**Stated exercise:** Write only the number of lines holding the string "Irene".

**Input data:**
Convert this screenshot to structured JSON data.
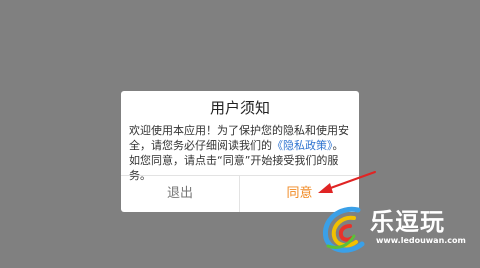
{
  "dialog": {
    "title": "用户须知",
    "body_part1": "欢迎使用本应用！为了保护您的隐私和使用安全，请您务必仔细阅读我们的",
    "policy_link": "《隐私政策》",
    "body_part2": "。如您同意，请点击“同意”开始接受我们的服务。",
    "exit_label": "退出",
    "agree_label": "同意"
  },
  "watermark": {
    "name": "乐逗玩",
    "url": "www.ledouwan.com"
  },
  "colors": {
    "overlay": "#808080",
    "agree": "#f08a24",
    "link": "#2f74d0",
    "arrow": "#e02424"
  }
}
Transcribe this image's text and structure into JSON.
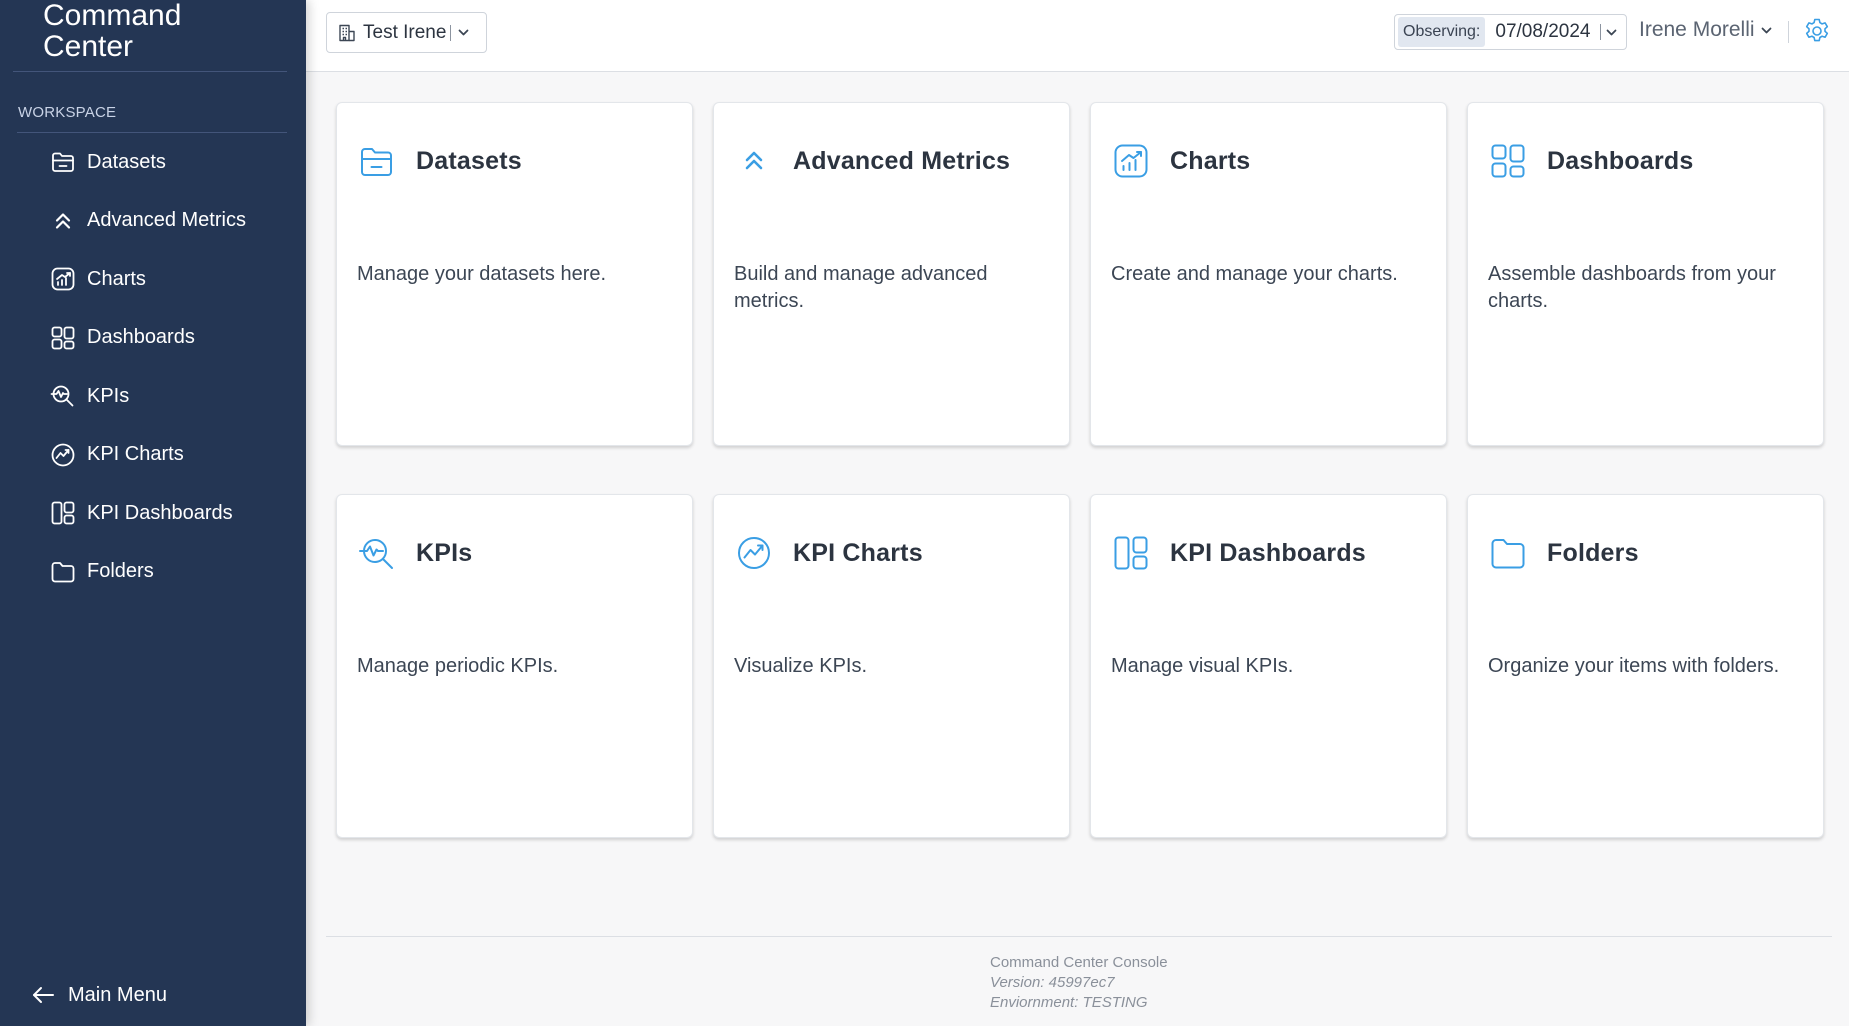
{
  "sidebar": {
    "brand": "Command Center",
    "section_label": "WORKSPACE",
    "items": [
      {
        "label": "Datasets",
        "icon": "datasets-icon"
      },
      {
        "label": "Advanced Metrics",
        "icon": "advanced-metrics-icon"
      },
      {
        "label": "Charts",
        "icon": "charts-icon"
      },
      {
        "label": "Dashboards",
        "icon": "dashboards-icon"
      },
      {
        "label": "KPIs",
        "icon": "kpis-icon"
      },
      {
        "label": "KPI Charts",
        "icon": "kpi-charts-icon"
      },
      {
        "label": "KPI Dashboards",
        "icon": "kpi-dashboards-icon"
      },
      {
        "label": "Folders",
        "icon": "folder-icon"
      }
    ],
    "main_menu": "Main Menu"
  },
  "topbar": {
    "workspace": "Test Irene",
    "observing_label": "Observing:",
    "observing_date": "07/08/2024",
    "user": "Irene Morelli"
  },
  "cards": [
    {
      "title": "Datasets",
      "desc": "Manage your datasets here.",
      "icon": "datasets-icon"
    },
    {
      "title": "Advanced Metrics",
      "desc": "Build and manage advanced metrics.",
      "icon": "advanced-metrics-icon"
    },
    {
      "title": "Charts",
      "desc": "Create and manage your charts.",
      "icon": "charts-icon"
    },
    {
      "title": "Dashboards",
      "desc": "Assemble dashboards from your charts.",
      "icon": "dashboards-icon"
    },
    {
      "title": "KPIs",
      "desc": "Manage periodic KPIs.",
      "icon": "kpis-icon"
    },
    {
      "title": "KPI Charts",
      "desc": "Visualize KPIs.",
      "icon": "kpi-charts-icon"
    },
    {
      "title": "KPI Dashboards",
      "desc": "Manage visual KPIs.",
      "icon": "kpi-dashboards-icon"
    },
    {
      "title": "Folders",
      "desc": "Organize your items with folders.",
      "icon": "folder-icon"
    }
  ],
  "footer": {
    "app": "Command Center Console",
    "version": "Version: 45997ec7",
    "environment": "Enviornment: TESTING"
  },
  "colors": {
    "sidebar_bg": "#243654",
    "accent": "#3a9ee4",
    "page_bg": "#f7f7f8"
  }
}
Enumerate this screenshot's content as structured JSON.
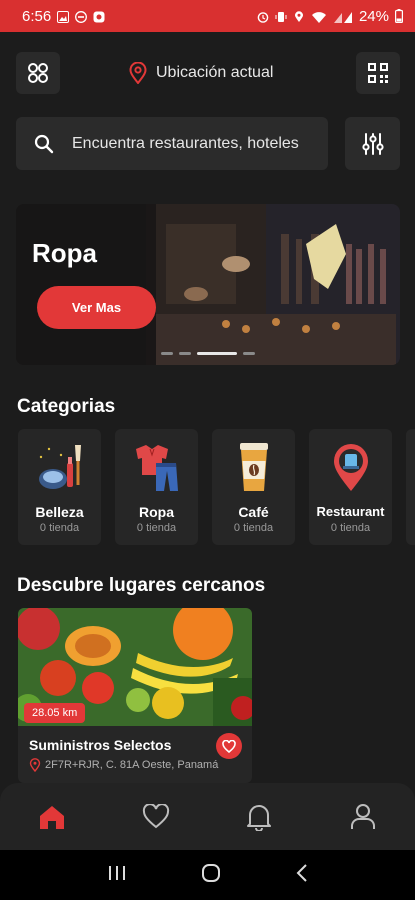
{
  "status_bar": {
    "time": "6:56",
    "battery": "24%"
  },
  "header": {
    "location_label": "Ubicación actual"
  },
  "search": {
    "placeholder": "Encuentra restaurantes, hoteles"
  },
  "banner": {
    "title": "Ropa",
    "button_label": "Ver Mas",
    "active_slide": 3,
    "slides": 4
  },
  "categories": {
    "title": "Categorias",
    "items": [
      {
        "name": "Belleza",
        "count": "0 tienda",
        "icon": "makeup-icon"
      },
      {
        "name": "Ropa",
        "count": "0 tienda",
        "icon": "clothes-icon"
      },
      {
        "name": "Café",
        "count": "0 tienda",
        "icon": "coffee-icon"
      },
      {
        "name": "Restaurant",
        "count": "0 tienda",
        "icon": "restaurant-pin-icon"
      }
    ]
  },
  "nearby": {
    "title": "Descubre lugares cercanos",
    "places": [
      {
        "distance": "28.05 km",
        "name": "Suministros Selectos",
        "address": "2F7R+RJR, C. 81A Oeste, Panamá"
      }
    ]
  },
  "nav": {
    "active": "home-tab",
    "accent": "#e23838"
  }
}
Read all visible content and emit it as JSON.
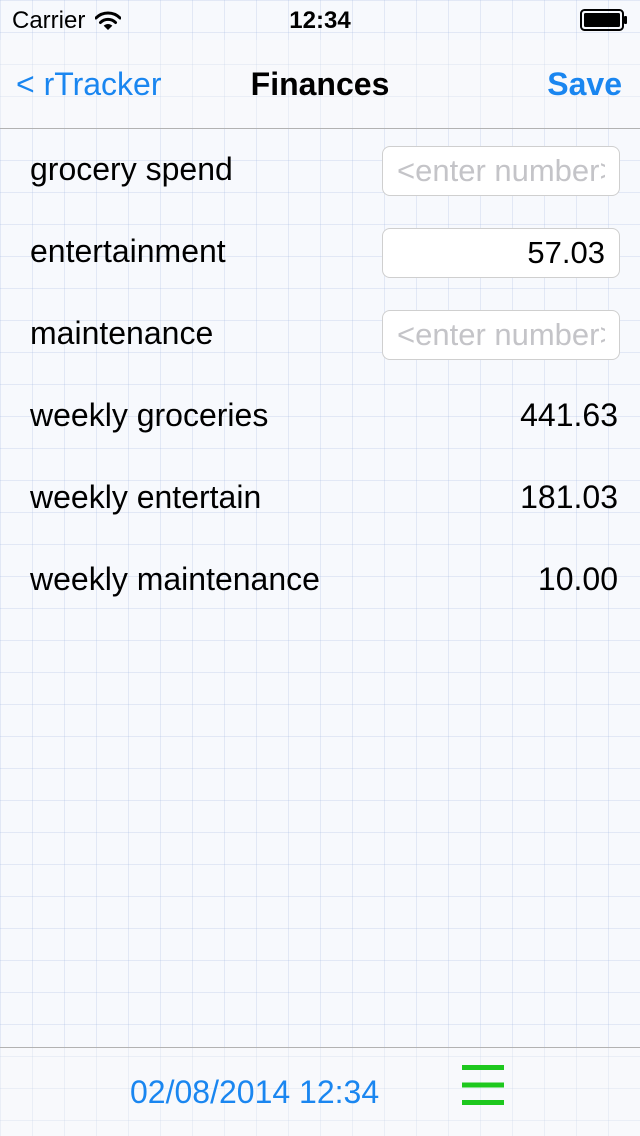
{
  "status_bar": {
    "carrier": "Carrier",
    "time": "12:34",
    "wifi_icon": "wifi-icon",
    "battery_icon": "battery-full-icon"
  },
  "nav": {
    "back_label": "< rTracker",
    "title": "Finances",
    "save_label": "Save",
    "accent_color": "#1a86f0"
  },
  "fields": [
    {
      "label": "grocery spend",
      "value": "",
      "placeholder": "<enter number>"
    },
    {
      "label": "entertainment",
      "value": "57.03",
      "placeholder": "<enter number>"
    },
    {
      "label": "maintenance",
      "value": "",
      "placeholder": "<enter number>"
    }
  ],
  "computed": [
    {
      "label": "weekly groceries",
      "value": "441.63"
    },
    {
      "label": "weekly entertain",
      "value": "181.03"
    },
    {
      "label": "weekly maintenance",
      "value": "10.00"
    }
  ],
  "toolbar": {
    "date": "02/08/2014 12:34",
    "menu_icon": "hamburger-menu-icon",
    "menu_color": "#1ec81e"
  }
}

**Correct response:** 2